> _Written exercise_: Reproduce exactly the lines below, starting with the line that contains "Give me a plain-text" and ending with the last line of the records, both included, and nothing else.

> _Provided entries_:
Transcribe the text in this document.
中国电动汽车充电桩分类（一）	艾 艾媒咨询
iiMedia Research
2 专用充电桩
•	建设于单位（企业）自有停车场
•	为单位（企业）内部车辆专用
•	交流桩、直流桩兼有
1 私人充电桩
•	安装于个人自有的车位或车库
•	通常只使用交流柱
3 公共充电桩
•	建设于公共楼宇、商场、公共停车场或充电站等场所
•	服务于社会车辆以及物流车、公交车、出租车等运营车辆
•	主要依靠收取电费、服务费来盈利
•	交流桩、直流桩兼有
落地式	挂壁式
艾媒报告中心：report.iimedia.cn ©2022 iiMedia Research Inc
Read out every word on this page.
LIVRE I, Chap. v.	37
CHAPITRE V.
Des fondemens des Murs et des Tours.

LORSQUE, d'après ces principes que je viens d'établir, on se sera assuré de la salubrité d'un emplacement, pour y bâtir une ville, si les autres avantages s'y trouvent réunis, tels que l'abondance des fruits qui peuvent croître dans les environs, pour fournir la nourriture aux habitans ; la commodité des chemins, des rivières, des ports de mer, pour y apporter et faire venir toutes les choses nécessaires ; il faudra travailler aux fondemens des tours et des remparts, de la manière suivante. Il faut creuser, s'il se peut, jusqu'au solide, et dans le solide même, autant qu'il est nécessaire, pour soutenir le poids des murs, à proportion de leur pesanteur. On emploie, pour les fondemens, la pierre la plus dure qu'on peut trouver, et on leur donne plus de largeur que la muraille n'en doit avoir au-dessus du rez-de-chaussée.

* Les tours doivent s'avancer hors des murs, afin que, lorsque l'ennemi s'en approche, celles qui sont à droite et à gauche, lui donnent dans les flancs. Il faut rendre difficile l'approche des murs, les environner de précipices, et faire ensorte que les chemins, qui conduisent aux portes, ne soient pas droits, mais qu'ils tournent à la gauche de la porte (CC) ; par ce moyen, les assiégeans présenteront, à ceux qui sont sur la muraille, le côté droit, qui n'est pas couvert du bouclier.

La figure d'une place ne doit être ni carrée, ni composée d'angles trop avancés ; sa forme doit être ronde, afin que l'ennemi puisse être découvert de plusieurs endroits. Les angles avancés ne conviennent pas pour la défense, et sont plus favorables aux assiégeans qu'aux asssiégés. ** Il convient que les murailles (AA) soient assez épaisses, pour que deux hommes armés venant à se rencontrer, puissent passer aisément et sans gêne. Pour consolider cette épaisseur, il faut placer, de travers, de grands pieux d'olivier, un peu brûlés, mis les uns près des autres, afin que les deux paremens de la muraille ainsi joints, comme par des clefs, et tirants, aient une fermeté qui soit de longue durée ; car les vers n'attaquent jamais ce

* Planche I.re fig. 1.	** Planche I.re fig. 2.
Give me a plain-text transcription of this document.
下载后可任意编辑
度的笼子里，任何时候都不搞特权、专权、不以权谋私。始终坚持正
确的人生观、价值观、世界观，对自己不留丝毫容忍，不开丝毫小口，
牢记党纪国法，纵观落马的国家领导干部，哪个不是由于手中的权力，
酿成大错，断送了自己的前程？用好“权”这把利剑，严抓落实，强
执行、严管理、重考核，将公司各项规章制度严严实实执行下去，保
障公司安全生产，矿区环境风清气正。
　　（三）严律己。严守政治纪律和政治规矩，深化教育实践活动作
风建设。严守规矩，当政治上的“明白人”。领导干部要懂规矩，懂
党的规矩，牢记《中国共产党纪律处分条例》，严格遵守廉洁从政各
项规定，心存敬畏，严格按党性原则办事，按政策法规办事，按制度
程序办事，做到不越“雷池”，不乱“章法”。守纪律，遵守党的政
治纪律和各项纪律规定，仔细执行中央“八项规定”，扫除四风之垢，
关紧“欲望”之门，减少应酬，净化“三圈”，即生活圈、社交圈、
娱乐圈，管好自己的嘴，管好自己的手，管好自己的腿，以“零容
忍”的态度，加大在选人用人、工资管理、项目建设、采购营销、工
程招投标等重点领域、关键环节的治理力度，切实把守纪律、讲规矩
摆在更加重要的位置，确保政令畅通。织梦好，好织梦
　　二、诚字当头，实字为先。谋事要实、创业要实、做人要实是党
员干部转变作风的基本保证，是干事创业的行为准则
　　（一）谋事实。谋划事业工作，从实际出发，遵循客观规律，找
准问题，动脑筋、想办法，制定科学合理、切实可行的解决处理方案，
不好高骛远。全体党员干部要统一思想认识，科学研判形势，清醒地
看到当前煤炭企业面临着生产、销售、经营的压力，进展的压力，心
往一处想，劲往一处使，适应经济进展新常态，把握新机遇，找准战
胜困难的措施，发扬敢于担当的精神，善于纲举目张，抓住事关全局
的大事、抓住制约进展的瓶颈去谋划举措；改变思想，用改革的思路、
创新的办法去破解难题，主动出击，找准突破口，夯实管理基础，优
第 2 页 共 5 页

> _Final answer_:
Give me a plain-text transcription of this document.
下载后可任意编辑
度的笼子里，任何时候都不搞特权、专权、不以权谋私。始终坚持正
确的人生观、价值观、世界观，对自己不留丝毫容忍，不开丝毫小口，
牢记党纪国法，纵观落马的国家领导干部，哪个不是由于手中的权力，
酿成大错，断送了自己的前程？用好“权”这把利剑，严抓落实，强
执行、严管理、重考核，将公司各项规章制度严严实实执行下去，保
障公司安全生产，矿区环境风清气正。
　　（三）严律己。严守政治纪律和政治规矩，深化教育实践活动作
风建设。严守规矩，当政治上的“明白人”。领导干部要懂规矩，懂
党的规矩，牢记《中国共产党纪律处分条例》，严格遵守廉洁从政各
项规定，心存敬畏，严格按党性原则办事，按政策法规办事，按制度
程序办事，做到不越“雷池”，不乱“章法”。守纪律，遵守党的政
治纪律和各项纪律规定，仔细执行中央“八项规定”，扫除四风之垢，
关紧“欲望”之门，减少应酬，净化“三圈”，即生活圈、社交圈、
娱乐圈，管好自己的嘴，管好自己的手，管好自己的腿，以“零容
忍”的态度，加大在选人用人、工资管理、项目建设、采购营销、工
程招投标等重点领域、关键环节的治理力度，切实把守纪律、讲规矩
摆在更加重要的位置，确保政令畅通。织梦好，好织梦
　　二、诚字当头，实字为先。谋事要实、创业要实、做人要实是党
员干部转变作风的基本保证，是干事创业的行为准则
　　（一）谋事实。谋划事业工作，从实际出发，遵循客观规律，找
准问题，动脑筋、想办法，制定科学合理、切实可行的解决处理方案，
不好高骛远。全体党员干部要统一思想认识，科学研判形势，清醒地
看到当前煤炭企业面临着生产、销售、经营的压力，进展的压力，心
往一处想，劲往一处使，适应经济进展新常态，把握新机遇，找准战
胜困难的措施，发扬敢于担当的精神，善于纲举目张，抓住事关全局
的大事、抓住制约进展的瓶颈去谋划举措；改变思想，用改革的思路、
创新的办法去破解难题，主动出击，找准突破口，夯实管理基础，优
第 2 页 共 5 页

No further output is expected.